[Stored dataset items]
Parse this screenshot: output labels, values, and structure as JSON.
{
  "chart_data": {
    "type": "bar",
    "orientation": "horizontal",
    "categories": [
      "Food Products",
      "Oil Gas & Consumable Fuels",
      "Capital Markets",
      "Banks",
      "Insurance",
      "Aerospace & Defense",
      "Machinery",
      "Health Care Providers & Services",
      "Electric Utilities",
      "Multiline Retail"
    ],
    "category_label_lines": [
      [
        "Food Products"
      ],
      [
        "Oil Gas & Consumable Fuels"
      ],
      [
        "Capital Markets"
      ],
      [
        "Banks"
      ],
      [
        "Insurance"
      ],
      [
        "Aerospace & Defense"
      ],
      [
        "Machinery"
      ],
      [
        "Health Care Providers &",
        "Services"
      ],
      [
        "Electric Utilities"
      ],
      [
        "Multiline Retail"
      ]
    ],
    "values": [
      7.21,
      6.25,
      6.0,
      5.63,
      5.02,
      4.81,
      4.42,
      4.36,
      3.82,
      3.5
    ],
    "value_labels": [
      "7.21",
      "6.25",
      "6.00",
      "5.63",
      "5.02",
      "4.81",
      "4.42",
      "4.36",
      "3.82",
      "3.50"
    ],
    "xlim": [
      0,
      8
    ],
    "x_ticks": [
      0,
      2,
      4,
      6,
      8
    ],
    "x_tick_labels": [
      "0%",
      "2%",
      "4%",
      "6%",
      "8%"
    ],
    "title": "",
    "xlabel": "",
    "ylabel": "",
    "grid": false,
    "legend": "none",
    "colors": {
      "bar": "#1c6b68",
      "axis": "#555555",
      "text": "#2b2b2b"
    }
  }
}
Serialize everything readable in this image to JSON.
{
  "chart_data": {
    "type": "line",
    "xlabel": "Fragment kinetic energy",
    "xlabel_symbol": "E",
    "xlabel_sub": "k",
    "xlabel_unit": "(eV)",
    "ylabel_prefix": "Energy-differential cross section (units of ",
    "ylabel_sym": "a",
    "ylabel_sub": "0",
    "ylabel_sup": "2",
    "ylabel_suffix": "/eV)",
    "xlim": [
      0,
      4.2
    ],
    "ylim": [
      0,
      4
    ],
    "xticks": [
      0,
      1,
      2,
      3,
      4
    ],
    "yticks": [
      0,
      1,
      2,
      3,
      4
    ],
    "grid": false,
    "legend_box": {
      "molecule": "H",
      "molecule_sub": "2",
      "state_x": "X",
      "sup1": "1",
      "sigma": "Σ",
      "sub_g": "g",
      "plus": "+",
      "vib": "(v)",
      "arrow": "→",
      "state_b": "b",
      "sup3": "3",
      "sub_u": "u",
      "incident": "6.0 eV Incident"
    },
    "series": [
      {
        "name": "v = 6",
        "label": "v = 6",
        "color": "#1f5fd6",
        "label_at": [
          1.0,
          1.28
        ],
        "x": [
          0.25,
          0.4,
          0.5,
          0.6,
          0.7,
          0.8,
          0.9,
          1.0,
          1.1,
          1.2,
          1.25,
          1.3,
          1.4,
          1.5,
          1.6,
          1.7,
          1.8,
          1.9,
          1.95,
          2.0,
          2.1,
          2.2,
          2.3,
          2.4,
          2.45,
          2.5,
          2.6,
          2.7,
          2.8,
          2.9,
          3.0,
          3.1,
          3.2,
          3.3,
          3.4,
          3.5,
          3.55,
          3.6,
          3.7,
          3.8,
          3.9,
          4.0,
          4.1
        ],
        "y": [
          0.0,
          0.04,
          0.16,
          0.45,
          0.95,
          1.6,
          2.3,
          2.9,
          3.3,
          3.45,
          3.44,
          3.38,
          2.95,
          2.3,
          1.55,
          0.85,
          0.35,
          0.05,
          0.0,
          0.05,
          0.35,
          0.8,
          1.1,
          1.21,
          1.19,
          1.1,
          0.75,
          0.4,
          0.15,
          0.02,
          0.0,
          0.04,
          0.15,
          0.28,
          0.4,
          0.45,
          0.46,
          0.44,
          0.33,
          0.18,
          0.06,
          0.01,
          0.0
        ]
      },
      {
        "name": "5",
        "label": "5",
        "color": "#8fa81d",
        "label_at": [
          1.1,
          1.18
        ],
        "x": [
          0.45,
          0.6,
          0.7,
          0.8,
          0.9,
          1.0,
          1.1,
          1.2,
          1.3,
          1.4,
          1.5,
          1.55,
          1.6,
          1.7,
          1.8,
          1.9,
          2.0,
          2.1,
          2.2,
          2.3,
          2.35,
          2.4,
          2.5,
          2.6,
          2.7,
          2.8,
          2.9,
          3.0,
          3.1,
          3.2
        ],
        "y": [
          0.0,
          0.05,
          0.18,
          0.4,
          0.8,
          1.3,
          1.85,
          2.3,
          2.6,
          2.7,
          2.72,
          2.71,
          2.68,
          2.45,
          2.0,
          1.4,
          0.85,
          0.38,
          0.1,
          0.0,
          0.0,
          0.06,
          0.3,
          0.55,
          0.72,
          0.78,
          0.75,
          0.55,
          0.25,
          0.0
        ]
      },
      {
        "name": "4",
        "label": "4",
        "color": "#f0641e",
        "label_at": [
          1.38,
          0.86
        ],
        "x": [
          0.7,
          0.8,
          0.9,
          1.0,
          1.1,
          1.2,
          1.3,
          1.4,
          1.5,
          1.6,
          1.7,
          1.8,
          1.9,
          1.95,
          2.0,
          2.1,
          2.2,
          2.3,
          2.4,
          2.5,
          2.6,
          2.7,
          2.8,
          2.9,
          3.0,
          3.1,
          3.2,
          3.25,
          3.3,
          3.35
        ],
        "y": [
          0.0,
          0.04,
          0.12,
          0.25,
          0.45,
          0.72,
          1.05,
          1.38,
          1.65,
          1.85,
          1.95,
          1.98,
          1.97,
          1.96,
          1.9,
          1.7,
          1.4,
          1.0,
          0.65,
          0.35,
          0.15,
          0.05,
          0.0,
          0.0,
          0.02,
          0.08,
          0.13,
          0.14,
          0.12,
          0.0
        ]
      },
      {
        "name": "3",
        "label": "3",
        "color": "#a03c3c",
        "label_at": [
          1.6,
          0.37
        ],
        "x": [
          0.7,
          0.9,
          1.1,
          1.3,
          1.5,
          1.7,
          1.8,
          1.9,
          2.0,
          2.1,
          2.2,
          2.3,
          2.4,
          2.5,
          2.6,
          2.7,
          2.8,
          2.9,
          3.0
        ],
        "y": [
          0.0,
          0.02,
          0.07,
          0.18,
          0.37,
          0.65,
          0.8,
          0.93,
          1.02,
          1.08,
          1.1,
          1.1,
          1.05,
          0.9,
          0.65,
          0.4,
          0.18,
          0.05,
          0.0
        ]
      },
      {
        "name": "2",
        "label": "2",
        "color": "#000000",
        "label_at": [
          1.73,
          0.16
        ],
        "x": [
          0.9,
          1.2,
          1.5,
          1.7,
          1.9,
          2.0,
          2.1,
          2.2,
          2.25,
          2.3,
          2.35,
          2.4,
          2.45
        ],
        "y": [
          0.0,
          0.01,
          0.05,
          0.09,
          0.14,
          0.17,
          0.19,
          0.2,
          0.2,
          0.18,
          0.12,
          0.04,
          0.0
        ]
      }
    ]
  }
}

== Your instructions ==
Which lines hold the word "Fuels"? Return all of them from the records above.

== Answer to this exercise ==
      "Oil Gas & Consumable Fuels",
        "Oil Gas & Consumable Fuels"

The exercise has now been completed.